■ Extracted entries ■
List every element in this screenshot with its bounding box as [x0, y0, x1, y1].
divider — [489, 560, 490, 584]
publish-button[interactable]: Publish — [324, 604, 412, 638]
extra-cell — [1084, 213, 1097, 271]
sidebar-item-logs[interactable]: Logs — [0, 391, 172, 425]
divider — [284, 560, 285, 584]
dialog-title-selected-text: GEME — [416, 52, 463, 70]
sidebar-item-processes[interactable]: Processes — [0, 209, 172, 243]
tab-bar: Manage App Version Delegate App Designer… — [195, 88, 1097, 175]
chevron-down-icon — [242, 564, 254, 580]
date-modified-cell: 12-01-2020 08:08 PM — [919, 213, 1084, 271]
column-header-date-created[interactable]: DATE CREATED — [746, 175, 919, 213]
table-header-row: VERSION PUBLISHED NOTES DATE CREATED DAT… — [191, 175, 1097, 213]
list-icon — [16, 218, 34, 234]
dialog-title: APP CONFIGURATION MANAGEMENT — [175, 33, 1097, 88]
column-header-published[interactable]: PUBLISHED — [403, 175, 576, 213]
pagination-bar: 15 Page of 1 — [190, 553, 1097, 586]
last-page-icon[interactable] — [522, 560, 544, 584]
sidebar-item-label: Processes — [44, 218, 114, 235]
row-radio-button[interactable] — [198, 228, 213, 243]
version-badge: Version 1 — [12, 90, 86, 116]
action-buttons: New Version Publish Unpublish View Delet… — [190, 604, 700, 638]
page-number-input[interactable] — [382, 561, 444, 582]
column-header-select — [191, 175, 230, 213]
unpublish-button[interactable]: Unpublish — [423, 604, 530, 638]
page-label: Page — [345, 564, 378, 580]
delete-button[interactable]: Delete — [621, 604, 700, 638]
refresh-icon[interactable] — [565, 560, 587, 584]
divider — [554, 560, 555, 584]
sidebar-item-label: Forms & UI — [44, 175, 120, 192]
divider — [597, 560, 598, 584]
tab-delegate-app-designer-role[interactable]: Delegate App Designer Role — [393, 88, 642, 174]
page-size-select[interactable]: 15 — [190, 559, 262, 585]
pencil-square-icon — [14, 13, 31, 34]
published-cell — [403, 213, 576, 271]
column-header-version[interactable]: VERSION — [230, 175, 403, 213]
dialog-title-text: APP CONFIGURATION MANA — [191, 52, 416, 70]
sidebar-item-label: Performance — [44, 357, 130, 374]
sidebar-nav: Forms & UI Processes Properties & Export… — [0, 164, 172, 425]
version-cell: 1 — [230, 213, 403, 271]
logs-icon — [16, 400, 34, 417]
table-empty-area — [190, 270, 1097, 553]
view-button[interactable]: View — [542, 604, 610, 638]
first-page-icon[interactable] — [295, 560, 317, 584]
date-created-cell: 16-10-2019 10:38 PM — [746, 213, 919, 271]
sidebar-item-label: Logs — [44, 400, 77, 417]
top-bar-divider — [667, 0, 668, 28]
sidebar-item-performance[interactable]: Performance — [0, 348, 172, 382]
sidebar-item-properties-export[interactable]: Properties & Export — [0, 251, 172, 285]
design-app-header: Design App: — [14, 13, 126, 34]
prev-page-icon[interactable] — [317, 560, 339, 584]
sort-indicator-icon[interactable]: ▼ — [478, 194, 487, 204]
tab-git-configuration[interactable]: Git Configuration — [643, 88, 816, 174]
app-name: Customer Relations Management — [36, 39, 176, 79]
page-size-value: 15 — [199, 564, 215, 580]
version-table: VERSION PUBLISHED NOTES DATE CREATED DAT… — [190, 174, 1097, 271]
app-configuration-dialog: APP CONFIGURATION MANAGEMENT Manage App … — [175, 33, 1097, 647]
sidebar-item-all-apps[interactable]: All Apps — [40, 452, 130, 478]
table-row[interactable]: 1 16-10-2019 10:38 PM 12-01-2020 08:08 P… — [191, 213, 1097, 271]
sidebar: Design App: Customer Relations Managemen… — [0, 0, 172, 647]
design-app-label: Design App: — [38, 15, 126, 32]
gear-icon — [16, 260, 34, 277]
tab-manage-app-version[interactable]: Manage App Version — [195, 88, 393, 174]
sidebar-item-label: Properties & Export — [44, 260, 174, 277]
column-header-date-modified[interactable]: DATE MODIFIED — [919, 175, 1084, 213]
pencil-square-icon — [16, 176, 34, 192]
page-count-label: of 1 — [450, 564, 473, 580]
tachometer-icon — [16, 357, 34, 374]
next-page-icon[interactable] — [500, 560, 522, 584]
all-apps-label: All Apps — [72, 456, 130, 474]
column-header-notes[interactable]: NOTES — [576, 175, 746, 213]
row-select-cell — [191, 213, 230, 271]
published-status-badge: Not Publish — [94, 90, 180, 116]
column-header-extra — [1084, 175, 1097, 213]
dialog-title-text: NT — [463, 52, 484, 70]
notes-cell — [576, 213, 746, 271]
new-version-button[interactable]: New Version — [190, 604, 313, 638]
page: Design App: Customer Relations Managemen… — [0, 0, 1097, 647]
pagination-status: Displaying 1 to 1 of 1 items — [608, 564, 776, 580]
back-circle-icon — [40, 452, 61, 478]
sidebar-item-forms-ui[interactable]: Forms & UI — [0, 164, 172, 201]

■ Given instruction ■
Reproduce the material above line for line, leaving every character unchanged.

■ Worked solution ■
List every element in this screenshot with its bounding box as [x0, y0, x1, y1].
divider — [489, 560, 490, 584]
publish-button[interactable]: Publish — [324, 604, 412, 638]
extra-cell — [1084, 213, 1097, 271]
sidebar-item-logs[interactable]: Logs — [0, 391, 172, 425]
divider — [284, 560, 285, 584]
dialog-title-selected-text: GEME — [416, 52, 463, 70]
sidebar-item-processes[interactable]: Processes — [0, 209, 172, 243]
tab-bar: Manage App Version Delegate App Designer… — [195, 88, 1097, 175]
chevron-down-icon — [242, 564, 254, 580]
date-modified-cell: 12-01-2020 08:08 PM — [919, 213, 1084, 271]
column-header-date-created[interactable]: DATE CREATED — [746, 175, 919, 213]
table-header-row: VERSION PUBLISHED NOTES DATE CREATED DAT… — [191, 175, 1097, 213]
list-icon — [16, 218, 34, 234]
dialog-title: APP CONFIGURATION MANAGEMENT — [175, 33, 1097, 88]
column-header-published[interactable]: PUBLISHED — [403, 175, 576, 213]
pagination-bar: 15 Page of 1 — [190, 553, 1097, 586]
last-page-icon[interactable] — [522, 560, 544, 584]
sidebar-item-label: Processes — [44, 218, 114, 235]
row-radio-button[interactable] — [198, 228, 213, 243]
version-badge: Version 1 — [12, 90, 86, 116]
action-buttons: New Version Publish Unpublish View Delet… — [190, 604, 700, 638]
page-number-input[interactable] — [382, 561, 444, 582]
column-header-select — [191, 175, 230, 213]
unpublish-button[interactable]: Unpublish — [423, 604, 530, 638]
page-label: Page — [345, 564, 378, 580]
delete-button[interactable]: Delete — [621, 604, 700, 638]
refresh-icon[interactable] — [565, 560, 587, 584]
divider — [554, 560, 555, 584]
sidebar-item-label: Forms & UI — [44, 175, 120, 192]
divider — [597, 560, 598, 584]
tab-delegate-app-designer-role[interactable]: Delegate App Designer Role — [393, 88, 642, 174]
page-size-select[interactable]: 15 — [190, 559, 262, 585]
pencil-square-icon — [14, 13, 31, 34]
published-cell — [403, 213, 576, 271]
column-header-version[interactable]: VERSION — [230, 175, 403, 213]
dialog-title-text: APP CONFIGURATION MANA — [191, 52, 416, 70]
sidebar-item-label: Performance — [44, 357, 130, 374]
sidebar-nav: Forms & UI Processes Properties & Export… — [0, 164, 172, 425]
version-cell: 1 — [230, 213, 403, 271]
logs-icon — [16, 400, 34, 417]
table-empty-area — [190, 270, 1097, 553]
view-button[interactable]: View — [542, 604, 610, 638]
first-page-icon[interactable] — [295, 560, 317, 584]
date-created-cell: 16-10-2019 10:38 PM — [746, 213, 919, 271]
sidebar-item-label: Logs — [44, 400, 77, 417]
top-bar-divider — [667, 0, 668, 28]
sidebar-item-performance[interactable]: Performance — [0, 348, 172, 382]
sidebar-item-properties-export[interactable]: Properties & Export — [0, 251, 172, 285]
design-app-header: Design App: — [14, 13, 126, 34]
prev-page-icon[interactable] — [317, 560, 339, 584]
sort-indicator-icon[interactable]: ▼ — [478, 194, 487, 204]
tab-git-configuration[interactable]: Git Configuration — [643, 88, 816, 174]
app-name: Customer Relations Management — [36, 39, 176, 79]
page-size-value: 15 — [199, 564, 215, 580]
version-table: VERSION PUBLISHED NOTES DATE CREATED DAT… — [190, 174, 1097, 271]
app-configuration-dialog: APP CONFIGURATION MANAGEMENT Manage App … — [175, 33, 1097, 647]
sidebar-item-all-apps[interactable]: All Apps — [40, 452, 130, 478]
table-row[interactable]: 1 16-10-2019 10:38 PM 12-01-2020 08:08 P… — [191, 213, 1097, 271]
sidebar: Design App: Customer Relations Managemen… — [0, 0, 172, 647]
design-app-label: Design App: — [38, 15, 126, 32]
gear-icon — [16, 260, 34, 277]
tab-manage-app-version[interactable]: Manage App Version — [195, 88, 393, 174]
sidebar-item-label: Properties & Export — [44, 260, 174, 277]
column-header-date-modified[interactable]: DATE MODIFIED — [919, 175, 1084, 213]
pencil-square-icon — [16, 176, 34, 192]
page-count-label: of 1 — [450, 564, 473, 580]
tachometer-icon — [16, 357, 34, 374]
next-page-icon[interactable] — [500, 560, 522, 584]
all-apps-label: All Apps — [72, 456, 130, 474]
column-header-notes[interactable]: NOTES — [576, 175, 746, 213]
row-select-cell — [191, 213, 230, 271]
published-status-badge: Not Publish — [94, 90, 180, 116]
column-header-extra — [1084, 175, 1097, 213]
dialog-title-text: NT — [463, 52, 484, 70]
notes-cell — [576, 213, 746, 271]
new-version-button[interactable]: New Version — [190, 604, 313, 638]
page: Design App: Customer Relations Managemen… — [0, 0, 1097, 647]
pagination-status: Displaying 1 to 1 of 1 items — [608, 564, 776, 580]
back-circle-icon — [40, 452, 61, 478]
sidebar-item-forms-ui[interactable]: Forms & UI — [0, 164, 172, 201]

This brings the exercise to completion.